Direction:
Please copy all the lines that follow, word for word.

**** Provided records ****

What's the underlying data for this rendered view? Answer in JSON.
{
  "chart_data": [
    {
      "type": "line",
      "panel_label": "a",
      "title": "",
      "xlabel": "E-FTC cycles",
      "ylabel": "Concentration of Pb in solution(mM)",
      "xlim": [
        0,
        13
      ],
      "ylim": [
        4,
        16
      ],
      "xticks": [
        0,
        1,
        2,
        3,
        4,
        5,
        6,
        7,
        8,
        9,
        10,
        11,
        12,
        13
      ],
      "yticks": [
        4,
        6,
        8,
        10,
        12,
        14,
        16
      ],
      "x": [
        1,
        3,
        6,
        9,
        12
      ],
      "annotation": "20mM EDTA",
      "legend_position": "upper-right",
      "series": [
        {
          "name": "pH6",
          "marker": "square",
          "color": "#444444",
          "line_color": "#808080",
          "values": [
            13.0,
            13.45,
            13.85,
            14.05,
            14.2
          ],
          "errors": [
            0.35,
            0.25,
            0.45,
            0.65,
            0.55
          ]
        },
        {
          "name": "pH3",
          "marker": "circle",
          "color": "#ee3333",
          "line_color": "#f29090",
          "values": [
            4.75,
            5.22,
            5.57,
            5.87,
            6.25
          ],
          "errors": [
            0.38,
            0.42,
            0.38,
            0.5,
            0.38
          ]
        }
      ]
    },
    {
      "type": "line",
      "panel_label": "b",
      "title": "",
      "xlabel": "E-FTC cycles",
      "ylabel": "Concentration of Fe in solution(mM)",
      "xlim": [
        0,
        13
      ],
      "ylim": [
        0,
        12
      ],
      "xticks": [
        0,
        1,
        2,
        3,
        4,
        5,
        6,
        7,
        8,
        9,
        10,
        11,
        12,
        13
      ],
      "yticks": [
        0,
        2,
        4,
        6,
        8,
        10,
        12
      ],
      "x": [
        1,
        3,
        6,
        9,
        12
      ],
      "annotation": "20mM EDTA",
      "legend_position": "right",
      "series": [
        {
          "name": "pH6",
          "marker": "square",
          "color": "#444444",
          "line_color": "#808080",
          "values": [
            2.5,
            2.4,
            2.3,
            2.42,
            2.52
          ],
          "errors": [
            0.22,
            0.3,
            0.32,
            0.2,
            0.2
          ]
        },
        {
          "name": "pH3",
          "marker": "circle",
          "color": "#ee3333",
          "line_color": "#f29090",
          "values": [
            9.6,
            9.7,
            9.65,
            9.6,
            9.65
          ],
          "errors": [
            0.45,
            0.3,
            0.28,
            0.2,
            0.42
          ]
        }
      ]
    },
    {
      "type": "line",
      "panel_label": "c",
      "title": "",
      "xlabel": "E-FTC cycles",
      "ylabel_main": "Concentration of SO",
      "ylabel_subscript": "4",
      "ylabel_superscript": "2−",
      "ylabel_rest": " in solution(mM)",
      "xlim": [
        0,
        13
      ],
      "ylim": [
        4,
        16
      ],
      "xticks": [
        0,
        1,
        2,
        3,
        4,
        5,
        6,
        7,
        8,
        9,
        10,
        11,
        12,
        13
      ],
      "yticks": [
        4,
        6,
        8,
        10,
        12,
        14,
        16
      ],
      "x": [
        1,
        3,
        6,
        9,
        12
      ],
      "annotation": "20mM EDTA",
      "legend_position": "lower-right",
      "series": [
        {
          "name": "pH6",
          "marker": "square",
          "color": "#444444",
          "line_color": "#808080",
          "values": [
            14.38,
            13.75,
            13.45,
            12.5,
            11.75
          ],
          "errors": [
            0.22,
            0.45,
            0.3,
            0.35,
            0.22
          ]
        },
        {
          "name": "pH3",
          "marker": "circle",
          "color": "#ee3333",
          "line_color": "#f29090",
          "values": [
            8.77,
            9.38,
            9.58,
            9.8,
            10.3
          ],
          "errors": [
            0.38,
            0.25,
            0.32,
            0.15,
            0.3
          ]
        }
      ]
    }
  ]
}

****

Exercise result:
What's the underlying data for this rendered view? Answer in JSON.
{
  "chart_data": [
    {
      "type": "line",
      "panel_label": "a",
      "title": "",
      "xlabel": "E-FTC cycles",
      "ylabel": "Concentration of Pb in solution(mM)",
      "xlim": [
        0,
        13
      ],
      "ylim": [
        4,
        16
      ],
      "xticks": [
        0,
        1,
        2,
        3,
        4,
        5,
        6,
        7,
        8,
        9,
        10,
        11,
        12,
        13
      ],
      "yticks": [
        4,
        6,
        8,
        10,
        12,
        14,
        16
      ],
      "x": [
        1,
        3,
        6,
        9,
        12
      ],
      "annotation": "20mM EDTA",
      "legend_position": "upper-right",
      "series": [
        {
          "name": "pH6",
          "marker": "square",
          "color": "#444444",
          "line_color": "#808080",
          "values": [
            13.0,
            13.45,
            13.85,
            14.05,
            14.2
          ],
          "errors": [
            0.35,
            0.25,
            0.45,
            0.65,
            0.55
          ]
        },
        {
          "name": "pH3",
          "marker": "circle",
          "color": "#ee3333",
          "line_color": "#f29090",
          "values": [
            4.75,
            5.22,
            5.57,
            5.87,
            6.25
          ],
          "errors": [
            0.38,
            0.42,
            0.38,
            0.5,
            0.38
          ]
        }
      ]
    },
    {
      "type": "line",
      "panel_label": "b",
      "title": "",
      "xlabel": "E-FTC cycles",
      "ylabel": "Concentration of Fe in solution(mM)",
      "xlim": [
        0,
        13
      ],
      "ylim": [
        0,
        12
      ],
      "xticks": [
        0,
        1,
        2,
        3,
        4,
        5,
        6,
        7,
        8,
        9,
        10,
        11,
        12,
        13
      ],
      "yticks": [
        0,
        2,
        4,
        6,
        8,
        10,
        12
      ],
      "x": [
        1,
        3,
        6,
        9,
        12
      ],
      "annotation": "20mM EDTA",
      "legend_position": "right",
      "series": [
        {
          "name": "pH6",
          "marker": "square",
          "color": "#444444",
          "line_color": "#808080",
          "values": [
            2.5,
            2.4,
            2.3,
            2.42,
            2.52
          ],
          "errors": [
            0.22,
            0.3,
            0.32,
            0.2,
            0.2
          ]
        },
        {
          "name": "pH3",
          "marker": "circle",
          "color": "#ee3333",
          "line_color": "#f29090",
          "values": [
            9.6,
            9.7,
            9.65,
            9.6,
            9.65
          ],
          "errors": [
            0.45,
            0.3,
            0.28,
            0.2,
            0.42
          ]
        }
      ]
    },
    {
      "type": "line",
      "panel_label": "c",
      "title": "",
      "xlabel": "E-FTC cycles",
      "ylabel_main": "Concentration of SO",
      "ylabel_subscript": "4",
      "ylabel_superscript": "2−",
      "ylabel_rest": " in solution(mM)",
      "xlim": [
        0,
        13
      ],
      "ylim": [
        4,
        16
      ],
      "xticks": [
        0,
        1,
        2,
        3,
        4,
        5,
        6,
        7,
        8,
        9,
        10,
        11,
        12,
        13
      ],
      "yticks": [
        4,
        6,
        8,
        10,
        12,
        14,
        16
      ],
      "x": [
        1,
        3,
        6,
        9,
        12
      ],
      "annotation": "20mM EDTA",
      "legend_position": "lower-right",
      "series": [
        {
          "name": "pH6",
          "marker": "square",
          "color": "#444444",
          "line_color": "#808080",
          "values": [
            14.38,
            13.75,
            13.45,
            12.5,
            11.75
          ],
          "errors": [
            0.22,
            0.45,
            0.3,
            0.35,
            0.22
          ]
        },
        {
          "name": "pH3",
          "marker": "circle",
          "color": "#ee3333",
          "line_color": "#f29090",
          "values": [
            8.77,
            9.38,
            9.58,
            9.8,
            10.3
          ],
          "errors": [
            0.38,
            0.25,
            0.32,
            0.15,
            0.3
          ]
        }
      ]
    }
  ]
}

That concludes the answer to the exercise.